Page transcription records

* * * *

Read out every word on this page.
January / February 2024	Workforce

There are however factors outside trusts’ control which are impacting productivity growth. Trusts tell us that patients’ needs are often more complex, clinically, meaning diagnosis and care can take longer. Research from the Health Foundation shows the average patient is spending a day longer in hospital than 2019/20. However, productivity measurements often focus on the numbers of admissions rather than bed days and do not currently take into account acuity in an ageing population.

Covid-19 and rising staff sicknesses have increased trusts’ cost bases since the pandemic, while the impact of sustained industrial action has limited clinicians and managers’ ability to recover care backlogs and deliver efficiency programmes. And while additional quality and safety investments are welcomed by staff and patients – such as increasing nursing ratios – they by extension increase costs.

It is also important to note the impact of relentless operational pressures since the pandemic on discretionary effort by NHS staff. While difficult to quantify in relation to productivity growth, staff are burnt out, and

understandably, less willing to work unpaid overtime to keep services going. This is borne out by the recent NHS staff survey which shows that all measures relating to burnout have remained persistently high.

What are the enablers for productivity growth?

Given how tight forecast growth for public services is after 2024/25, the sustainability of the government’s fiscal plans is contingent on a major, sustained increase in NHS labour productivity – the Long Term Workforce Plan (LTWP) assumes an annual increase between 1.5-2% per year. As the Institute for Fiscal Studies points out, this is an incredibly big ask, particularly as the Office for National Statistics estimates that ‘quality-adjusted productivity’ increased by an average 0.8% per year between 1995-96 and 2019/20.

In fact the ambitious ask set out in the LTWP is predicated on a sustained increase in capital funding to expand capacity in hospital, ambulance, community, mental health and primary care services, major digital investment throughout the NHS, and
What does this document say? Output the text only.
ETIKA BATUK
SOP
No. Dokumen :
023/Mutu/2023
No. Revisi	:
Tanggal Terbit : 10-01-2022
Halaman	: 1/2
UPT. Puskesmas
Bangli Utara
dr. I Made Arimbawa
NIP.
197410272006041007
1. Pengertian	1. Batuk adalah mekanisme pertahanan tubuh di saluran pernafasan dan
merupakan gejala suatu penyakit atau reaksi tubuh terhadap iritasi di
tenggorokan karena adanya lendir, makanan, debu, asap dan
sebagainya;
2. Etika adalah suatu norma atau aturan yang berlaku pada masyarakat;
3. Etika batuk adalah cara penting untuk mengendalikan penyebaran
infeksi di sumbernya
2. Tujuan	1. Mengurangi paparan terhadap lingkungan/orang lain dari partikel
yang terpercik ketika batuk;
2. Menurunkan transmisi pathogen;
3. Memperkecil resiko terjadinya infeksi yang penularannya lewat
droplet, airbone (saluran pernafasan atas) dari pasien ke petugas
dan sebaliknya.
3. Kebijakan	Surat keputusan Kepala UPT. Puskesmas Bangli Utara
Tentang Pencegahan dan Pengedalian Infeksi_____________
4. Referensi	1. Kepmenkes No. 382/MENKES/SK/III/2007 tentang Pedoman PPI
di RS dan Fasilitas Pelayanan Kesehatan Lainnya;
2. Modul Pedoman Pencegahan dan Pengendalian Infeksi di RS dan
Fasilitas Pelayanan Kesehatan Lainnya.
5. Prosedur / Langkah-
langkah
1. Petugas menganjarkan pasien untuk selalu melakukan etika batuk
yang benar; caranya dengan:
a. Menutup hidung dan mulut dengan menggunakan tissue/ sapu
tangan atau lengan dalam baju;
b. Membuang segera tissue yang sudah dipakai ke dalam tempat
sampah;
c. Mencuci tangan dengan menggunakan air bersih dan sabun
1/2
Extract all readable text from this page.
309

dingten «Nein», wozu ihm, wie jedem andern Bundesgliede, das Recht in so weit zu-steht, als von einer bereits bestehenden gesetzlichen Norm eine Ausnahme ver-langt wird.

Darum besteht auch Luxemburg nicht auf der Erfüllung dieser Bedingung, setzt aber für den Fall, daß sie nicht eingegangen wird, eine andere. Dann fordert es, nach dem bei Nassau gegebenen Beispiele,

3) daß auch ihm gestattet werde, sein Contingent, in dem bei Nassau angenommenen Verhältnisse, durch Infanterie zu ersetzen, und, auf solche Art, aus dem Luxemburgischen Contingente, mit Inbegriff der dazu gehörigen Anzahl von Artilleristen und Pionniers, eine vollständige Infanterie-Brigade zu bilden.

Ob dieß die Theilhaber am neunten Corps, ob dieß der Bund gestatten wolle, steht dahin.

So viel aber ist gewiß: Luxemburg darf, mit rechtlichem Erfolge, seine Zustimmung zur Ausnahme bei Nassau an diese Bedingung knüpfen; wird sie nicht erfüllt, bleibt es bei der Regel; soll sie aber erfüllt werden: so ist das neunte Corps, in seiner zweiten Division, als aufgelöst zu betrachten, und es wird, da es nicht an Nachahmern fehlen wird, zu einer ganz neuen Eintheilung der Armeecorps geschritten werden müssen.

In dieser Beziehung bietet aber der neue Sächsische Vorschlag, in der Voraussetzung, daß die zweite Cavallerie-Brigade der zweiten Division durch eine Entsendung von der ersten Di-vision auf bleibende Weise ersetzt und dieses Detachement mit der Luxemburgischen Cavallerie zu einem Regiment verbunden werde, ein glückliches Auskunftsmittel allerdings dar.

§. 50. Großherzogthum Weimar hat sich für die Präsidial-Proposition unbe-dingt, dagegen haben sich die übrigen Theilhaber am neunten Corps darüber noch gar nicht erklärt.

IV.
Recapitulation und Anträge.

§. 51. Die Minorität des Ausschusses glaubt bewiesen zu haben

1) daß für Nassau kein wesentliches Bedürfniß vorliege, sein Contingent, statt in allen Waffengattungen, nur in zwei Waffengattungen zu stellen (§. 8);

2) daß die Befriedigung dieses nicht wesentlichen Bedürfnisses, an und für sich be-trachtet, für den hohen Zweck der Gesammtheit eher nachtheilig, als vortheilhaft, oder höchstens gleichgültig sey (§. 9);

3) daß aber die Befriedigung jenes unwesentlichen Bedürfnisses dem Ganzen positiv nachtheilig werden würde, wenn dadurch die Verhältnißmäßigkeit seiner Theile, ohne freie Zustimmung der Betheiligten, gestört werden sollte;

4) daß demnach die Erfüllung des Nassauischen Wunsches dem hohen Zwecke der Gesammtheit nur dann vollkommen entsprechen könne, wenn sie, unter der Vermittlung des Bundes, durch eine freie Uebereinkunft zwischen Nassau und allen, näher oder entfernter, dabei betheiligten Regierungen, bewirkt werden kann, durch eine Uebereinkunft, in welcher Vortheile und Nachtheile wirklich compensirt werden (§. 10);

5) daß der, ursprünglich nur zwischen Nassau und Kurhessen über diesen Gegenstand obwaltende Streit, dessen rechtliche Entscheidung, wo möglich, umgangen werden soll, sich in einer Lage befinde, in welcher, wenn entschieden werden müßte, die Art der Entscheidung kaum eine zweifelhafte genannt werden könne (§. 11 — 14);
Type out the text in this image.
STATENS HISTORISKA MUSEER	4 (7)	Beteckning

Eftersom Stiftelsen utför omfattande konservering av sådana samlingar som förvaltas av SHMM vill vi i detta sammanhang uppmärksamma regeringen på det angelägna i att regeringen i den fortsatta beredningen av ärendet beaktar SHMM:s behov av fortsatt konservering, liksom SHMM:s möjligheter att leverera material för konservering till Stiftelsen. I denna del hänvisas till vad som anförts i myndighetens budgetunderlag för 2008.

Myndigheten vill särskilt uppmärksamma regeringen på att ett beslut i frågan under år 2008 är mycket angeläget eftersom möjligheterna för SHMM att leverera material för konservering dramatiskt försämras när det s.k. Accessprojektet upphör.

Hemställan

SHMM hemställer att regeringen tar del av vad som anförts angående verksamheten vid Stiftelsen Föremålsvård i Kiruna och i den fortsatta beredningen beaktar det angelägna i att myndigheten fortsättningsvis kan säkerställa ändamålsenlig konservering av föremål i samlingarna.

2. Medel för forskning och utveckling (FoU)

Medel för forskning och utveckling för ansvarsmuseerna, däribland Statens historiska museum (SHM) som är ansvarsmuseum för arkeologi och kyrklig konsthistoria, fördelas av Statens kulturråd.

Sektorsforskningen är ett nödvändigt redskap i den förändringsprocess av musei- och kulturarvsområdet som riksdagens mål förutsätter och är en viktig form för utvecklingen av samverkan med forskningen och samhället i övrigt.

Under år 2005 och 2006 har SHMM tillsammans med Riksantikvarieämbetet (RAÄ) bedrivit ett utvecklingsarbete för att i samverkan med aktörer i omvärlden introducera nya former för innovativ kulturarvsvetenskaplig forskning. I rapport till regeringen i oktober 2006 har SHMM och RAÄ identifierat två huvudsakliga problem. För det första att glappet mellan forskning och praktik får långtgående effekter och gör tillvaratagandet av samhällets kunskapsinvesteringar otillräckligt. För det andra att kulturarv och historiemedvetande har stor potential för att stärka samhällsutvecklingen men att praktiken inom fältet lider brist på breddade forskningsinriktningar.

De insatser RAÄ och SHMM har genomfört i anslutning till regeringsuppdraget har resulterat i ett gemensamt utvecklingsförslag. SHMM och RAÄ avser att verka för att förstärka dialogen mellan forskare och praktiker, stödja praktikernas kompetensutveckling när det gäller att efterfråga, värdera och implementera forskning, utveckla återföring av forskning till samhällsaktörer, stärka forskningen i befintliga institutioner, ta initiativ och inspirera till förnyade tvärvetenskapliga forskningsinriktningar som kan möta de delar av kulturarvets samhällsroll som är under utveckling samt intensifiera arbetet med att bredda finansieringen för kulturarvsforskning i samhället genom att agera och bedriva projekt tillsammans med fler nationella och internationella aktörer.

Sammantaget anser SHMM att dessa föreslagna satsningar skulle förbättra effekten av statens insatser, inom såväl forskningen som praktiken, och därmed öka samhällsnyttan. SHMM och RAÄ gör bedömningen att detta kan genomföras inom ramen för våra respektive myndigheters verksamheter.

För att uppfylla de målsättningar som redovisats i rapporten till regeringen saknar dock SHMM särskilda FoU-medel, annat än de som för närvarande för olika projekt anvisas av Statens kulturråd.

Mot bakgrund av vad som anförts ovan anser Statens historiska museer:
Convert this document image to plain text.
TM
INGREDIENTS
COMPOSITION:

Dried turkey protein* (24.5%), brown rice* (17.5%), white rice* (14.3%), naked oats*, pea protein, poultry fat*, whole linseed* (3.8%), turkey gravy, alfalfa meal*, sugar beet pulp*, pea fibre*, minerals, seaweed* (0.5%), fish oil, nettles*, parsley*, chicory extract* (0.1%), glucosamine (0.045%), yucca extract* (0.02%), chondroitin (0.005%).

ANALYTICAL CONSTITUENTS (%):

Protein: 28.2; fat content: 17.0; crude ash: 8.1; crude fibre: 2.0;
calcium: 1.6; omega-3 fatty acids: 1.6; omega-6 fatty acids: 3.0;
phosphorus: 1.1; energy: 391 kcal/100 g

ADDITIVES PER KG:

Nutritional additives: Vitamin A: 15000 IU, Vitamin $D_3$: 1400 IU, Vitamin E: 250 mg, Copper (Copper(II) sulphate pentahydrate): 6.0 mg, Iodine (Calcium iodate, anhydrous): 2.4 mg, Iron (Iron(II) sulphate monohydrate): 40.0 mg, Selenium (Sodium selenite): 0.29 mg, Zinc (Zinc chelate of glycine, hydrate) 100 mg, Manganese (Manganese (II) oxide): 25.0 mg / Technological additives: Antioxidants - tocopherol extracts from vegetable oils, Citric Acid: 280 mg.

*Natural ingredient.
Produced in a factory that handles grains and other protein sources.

* * * *

▸ **WORK ORDER**: Looking at the entries above, state the number of lines that contain "Lainnya" and add nothing more.

▸ **RESULT OF THIS EXERCISE**: 2